Dataset items:

* Begin *

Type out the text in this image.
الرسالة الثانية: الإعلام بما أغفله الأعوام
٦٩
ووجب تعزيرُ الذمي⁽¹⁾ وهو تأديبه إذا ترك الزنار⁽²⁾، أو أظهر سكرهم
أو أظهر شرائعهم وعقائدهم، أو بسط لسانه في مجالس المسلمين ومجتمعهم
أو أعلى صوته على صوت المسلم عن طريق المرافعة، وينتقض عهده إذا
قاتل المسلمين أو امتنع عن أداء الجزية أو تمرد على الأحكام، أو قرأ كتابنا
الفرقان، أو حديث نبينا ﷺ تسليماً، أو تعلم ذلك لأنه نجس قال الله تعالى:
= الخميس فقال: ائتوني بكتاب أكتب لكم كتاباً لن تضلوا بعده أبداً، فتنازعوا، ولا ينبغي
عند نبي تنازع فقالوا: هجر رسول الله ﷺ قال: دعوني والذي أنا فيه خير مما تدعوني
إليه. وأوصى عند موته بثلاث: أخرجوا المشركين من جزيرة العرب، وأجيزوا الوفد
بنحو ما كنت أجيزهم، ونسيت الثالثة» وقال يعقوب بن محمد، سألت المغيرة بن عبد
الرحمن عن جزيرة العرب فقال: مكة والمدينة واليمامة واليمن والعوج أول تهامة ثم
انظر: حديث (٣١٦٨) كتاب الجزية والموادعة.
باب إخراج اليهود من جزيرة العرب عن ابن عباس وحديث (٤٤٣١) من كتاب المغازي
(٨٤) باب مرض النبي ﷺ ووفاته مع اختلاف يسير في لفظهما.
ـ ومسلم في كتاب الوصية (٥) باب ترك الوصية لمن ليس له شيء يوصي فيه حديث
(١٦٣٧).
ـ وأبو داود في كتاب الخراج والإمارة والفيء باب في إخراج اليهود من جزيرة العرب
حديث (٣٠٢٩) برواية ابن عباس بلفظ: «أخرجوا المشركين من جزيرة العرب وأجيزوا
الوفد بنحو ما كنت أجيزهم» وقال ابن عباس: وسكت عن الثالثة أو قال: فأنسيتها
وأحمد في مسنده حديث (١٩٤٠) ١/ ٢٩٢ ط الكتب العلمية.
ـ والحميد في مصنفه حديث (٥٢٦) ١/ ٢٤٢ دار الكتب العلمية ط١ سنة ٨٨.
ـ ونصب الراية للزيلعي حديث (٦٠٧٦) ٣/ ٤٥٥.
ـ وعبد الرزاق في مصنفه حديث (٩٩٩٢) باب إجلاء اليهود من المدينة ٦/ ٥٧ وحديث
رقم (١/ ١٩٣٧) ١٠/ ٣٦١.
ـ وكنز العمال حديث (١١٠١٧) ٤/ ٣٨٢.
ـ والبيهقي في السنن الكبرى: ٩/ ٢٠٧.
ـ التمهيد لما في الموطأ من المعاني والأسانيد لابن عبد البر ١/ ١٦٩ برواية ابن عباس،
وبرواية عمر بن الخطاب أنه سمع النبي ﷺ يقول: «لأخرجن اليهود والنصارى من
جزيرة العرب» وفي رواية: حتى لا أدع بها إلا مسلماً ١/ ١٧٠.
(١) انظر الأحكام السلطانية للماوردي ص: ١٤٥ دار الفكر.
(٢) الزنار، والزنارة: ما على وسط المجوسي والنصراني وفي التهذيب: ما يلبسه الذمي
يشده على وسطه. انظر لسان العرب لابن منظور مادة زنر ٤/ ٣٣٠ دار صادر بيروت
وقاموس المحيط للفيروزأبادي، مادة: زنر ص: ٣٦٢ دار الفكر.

* End *

TASK GOAL: Extract all lines from the material above that include the word "لابن".

EXERCISE RESPONSE:
ـ التمهيد لما في الموطأ من المعاني والأسانيد لابن عبد البر ١/ ١٦٩ برواية ابن عباس،
يشده على وسطه. انظر لسان العرب لابن منظور مادة زنر ٤/ ٣٣٠ دار صادر بيروت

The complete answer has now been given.